** start **

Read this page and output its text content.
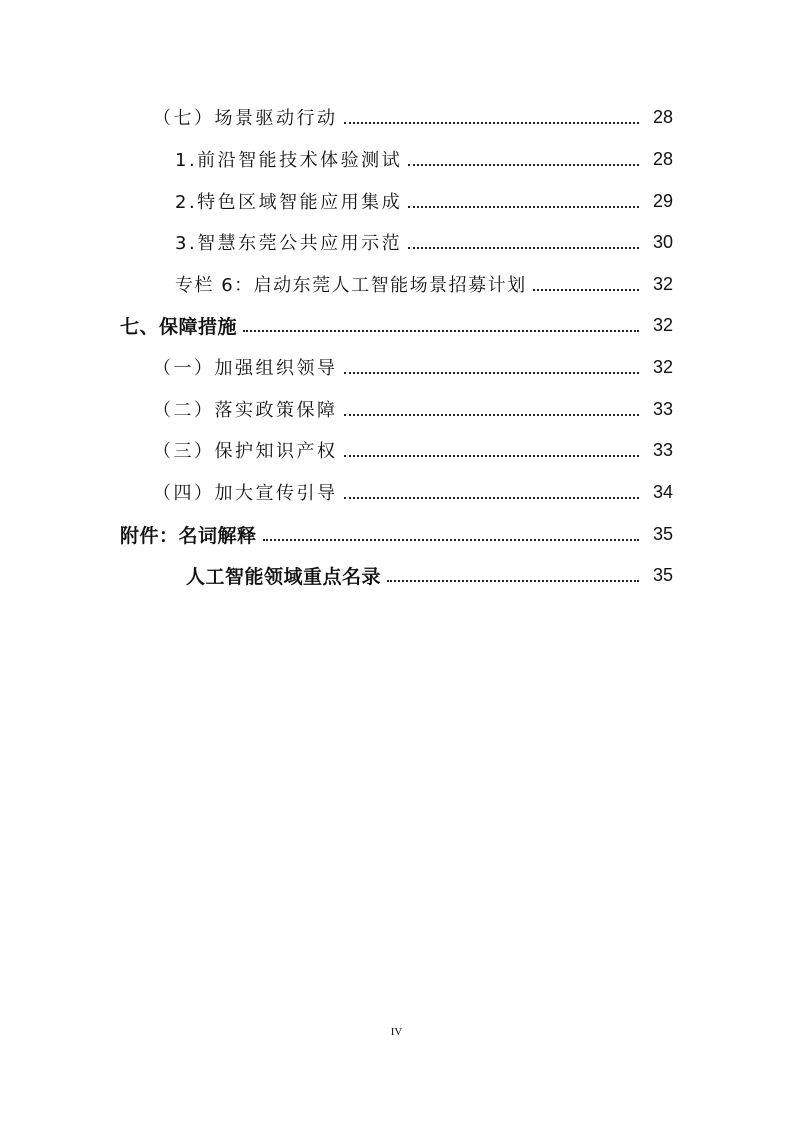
（七）场景驱动行动	28
1.前沿智能技术体验测试	28
2.特色区域智能应用集成	29
3.智慧东莞公共应用示范	30
专栏 6：启动东莞人工智能场景招募计划	32
七、保障措施	32
（一）加强组织领导	32
（二）落实政策保障	33
（三）保护知识产权	33
（四）加大宣传引导	34
附件：名词解释	35
人工智能领域重点名录	35
IV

** end **

**GOAL OF THE EXERCISE:** Reproduce the material word for word, minus the images.

**THE COMPLETED TASK:**
Read this page and output its text content.
（七）场景驱动行动	28
1.前沿智能技术体验测试	28
2.特色区域智能应用集成	29
3.智慧东莞公共应用示范	30
专栏 6：启动东莞人工智能场景招募计划	32
七、保障措施	32
（一）加强组织领导	32
（二）落实政策保障	33
（三）保护知识产权	33
（四）加大宣传引导	34
附件：名词解释	35
人工智能领域重点名录	35
IV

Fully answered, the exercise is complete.